### DATA SECTION ###

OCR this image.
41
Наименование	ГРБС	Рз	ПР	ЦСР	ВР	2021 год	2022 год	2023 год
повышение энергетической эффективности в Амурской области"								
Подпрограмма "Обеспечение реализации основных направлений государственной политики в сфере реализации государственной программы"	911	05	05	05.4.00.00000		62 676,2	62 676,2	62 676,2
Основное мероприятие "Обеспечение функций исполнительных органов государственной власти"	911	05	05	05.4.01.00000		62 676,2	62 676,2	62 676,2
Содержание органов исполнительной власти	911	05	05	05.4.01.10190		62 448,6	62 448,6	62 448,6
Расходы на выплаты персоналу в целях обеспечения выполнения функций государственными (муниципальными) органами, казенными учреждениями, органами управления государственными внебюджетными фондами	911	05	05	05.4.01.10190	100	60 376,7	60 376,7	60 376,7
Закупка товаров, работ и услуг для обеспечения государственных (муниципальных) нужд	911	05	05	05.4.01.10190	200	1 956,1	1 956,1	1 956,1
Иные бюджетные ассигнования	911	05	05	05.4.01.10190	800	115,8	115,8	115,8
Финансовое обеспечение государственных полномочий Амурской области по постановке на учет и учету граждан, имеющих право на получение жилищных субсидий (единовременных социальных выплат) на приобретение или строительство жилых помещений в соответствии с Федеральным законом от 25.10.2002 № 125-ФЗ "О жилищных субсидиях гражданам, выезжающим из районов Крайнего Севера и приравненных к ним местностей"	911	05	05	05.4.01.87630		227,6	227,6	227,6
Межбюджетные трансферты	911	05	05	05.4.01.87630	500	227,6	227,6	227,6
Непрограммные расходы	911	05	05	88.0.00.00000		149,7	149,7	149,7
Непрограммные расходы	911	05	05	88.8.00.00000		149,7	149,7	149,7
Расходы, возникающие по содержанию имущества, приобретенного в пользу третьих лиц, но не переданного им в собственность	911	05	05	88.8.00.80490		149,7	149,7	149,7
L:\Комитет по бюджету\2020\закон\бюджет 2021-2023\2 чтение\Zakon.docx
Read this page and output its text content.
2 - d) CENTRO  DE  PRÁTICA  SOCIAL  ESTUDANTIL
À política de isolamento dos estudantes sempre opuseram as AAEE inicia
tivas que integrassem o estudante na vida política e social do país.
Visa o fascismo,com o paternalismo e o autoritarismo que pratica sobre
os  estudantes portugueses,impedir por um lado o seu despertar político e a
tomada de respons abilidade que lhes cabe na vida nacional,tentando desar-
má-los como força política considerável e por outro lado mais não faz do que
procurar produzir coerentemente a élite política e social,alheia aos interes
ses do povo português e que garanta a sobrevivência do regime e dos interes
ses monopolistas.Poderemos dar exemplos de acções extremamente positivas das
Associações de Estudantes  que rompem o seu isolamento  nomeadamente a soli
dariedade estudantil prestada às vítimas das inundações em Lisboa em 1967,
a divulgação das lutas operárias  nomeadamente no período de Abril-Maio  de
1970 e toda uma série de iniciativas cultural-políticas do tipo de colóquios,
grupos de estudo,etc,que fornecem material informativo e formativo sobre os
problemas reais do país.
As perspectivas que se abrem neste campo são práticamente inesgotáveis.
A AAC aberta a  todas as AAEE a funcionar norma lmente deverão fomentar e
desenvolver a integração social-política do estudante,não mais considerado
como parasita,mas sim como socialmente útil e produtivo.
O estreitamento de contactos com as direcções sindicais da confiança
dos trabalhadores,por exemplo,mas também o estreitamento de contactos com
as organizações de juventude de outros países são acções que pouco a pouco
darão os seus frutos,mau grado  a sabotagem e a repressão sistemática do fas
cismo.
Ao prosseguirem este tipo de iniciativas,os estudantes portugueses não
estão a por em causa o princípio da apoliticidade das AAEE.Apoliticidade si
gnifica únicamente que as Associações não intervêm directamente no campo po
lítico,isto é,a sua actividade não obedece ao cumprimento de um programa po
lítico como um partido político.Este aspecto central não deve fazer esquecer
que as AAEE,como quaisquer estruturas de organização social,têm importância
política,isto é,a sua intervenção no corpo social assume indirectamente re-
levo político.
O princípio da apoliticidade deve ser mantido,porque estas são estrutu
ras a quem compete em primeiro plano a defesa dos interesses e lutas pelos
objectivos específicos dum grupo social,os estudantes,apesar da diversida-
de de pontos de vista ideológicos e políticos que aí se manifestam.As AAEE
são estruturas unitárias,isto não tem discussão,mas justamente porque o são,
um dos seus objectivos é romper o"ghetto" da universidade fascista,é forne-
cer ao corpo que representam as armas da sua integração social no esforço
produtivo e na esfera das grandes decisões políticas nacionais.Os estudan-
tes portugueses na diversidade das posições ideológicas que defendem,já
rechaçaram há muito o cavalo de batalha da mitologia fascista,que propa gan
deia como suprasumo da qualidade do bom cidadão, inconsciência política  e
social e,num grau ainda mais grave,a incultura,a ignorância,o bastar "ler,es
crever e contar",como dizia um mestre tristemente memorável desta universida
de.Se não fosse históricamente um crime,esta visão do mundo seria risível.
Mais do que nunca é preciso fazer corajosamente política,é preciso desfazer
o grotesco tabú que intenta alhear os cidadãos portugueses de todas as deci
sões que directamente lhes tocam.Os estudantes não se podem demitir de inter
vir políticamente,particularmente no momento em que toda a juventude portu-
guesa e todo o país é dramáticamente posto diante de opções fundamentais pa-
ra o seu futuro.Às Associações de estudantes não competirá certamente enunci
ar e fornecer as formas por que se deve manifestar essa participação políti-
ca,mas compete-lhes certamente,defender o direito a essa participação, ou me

###

* _EXERCISE BRIEF_
Quote the data above in full, changing nothing.

* _CORRECT RESULT_
OCR this image.
41
Наименование	ГРБС	Рз	ПР	ЦСР	ВР	2021 год	2022 год	2023 год
повышение энергетической эффективности в Амурской области"								
Подпрограмма "Обеспечение реализации основных направлений государственной политики в сфере реализации государственной программы"	911	05	05	05.4.00.00000		62 676,2	62 676,2	62 676,2
Основное мероприятие "Обеспечение функций исполнительных органов государственной власти"	911	05	05	05.4.01.00000		62 676,2	62 676,2	62 676,2
Содержание органов исполнительной власти	911	05	05	05.4.01.10190		62 448,6	62 448,6	62 448,6
Расходы на выплаты персоналу в целях обеспечения выполнения функций государственными (муниципальными) органами, казенными учреждениями, органами управления государственными внебюджетными фондами	911	05	05	05.4.01.10190	100	60 376,7	60 376,7	60 376,7
Закупка товаров, работ и услуг для обеспечения государственных (муниципальных) нужд	911	05	05	05.4.01.10190	200	1 956,1	1 956,1	1 956,1
Иные бюджетные ассигнования	911	05	05	05.4.01.10190	800	115,8	115,8	115,8
Финансовое обеспечение государственных полномочий Амурской области по постановке на учет и учету граждан, имеющих право на получение жилищных субсидий (единовременных социальных выплат) на приобретение или строительство жилых помещений в соответствии с Федеральным законом от 25.10.2002 № 125-ФЗ "О жилищных субсидиях гражданам, выезжающим из районов Крайнего Севера и приравненных к ним местностей"	911	05	05	05.4.01.87630		227,6	227,6	227,6
Межбюджетные трансферты	911	05	05	05.4.01.87630	500	227,6	227,6	227,6
Непрограммные расходы	911	05	05	88.0.00.00000		149,7	149,7	149,7
Непрограммные расходы	911	05	05	88.8.00.00000		149,7	149,7	149,7
Расходы, возникающие по содержанию имущества, приобретенного в пользу третьих лиц, но не переданного им в собственность	911	05	05	88.8.00.80490		149,7	149,7	149,7
L:\Комитет по бюджету\2020\закон\бюджет 2021-2023\2 чтение\Zakon.docx
Read this page and output its text content.
2 - d) CENTRO  DE  PRÁTICA  SOCIAL  ESTUDANTIL
À política de isolamento dos estudantes sempre opuseram as AAEE inicia
tivas que integrassem o estudante na vida política e social do país.
Visa o fascismo,com o paternalismo e o autoritarismo que pratica sobre
os  estudantes portugueses,impedir por um lado o seu despertar político e a
tomada de respons abilidade que lhes cabe na vida nacional,tentando desar-
má-los como força política considerável e por outro lado mais não faz do que
procurar produzir coerentemente a élite política e social,alheia aos interes
ses do povo português e que garanta a sobrevivência do regime e dos interes
ses monopolistas.Poderemos dar exemplos de acções extremamente positivas das
Associações de Estudantes  que rompem o seu isolamento  nomeadamente a soli
dariedade estudantil prestada às vítimas das inundações em Lisboa em 1967,
a divulgação das lutas operárias  nomeadamente no período de Abril-Maio  de
1970 e toda uma série de iniciativas cultural-políticas do tipo de colóquios,
grupos de estudo,etc,que fornecem material informativo e formativo sobre os
problemas reais do país.
As perspectivas que se abrem neste campo são práticamente inesgotáveis.
A AAC aberta a  todas as AAEE a funcionar norma lmente deverão fomentar e
desenvolver a integração social-política do estudante,não mais considerado
como parasita,mas sim como socialmente útil e produtivo.
O estreitamento de contactos com as direcções sindicais da confiança
dos trabalhadores,por exemplo,mas também o estreitamento de contactos com
as organizações de juventude de outros países são acções que pouco a pouco
darão os seus frutos,mau grado  a sabotagem e a repressão sistemática do fas
cismo.
Ao prosseguirem este tipo de iniciativas,os estudantes portugueses não
estão a por em causa o princípio da apoliticidade das AAEE.Apoliticidade si
gnifica únicamente que as Associações não intervêm directamente no campo po
lítico,isto é,a sua actividade não obedece ao cumprimento de um programa po
lítico como um partido político.Este aspecto central não deve fazer esquecer
que as AAEE,como quaisquer estruturas de organização social,têm importância
política,isto é,a sua intervenção no corpo social assume indirectamente re-
levo político.
O princípio da apoliticidade deve ser mantido,porque estas são estrutu
ras a quem compete em primeiro plano a defesa dos interesses e lutas pelos
objectivos específicos dum grupo social,os estudantes,apesar da diversida-
de de pontos de vista ideológicos e políticos que aí se manifestam.As AAEE
são estruturas unitárias,isto não tem discussão,mas justamente porque o são,
um dos seus objectivos é romper o"ghetto" da universidade fascista,é forne-
cer ao corpo que representam as armas da sua integração social no esforço
produtivo e na esfera das grandes decisões políticas nacionais.Os estudan-
tes portugueses na diversidade das posições ideológicas que defendem,já
rechaçaram há muito o cavalo de batalha da mitologia fascista,que propa gan
deia como suprasumo da qualidade do bom cidadão, inconsciência política  e
social e,num grau ainda mais grave,a incultura,a ignorância,o bastar "ler,es
crever e contar",como dizia um mestre tristemente memorável desta universida
de.Se não fosse históricamente um crime,esta visão do mundo seria risível.
Mais do que nunca é preciso fazer corajosamente política,é preciso desfazer
o grotesco tabú que intenta alhear os cidadãos portugueses de todas as deci
sões que directamente lhes tocam.Os estudantes não se podem demitir de inter
vir políticamente,particularmente no momento em que toda a juventude portu-
guesa e todo o país é dramáticamente posto diante de opções fundamentais pa-
ra o seu futuro.Às Associações de estudantes não competirá certamente enunci
ar e fornecer as formas por que se deve manifestar essa participação políti-
ca,mas compete-lhes certamente,defender o direito a essa participação, ou me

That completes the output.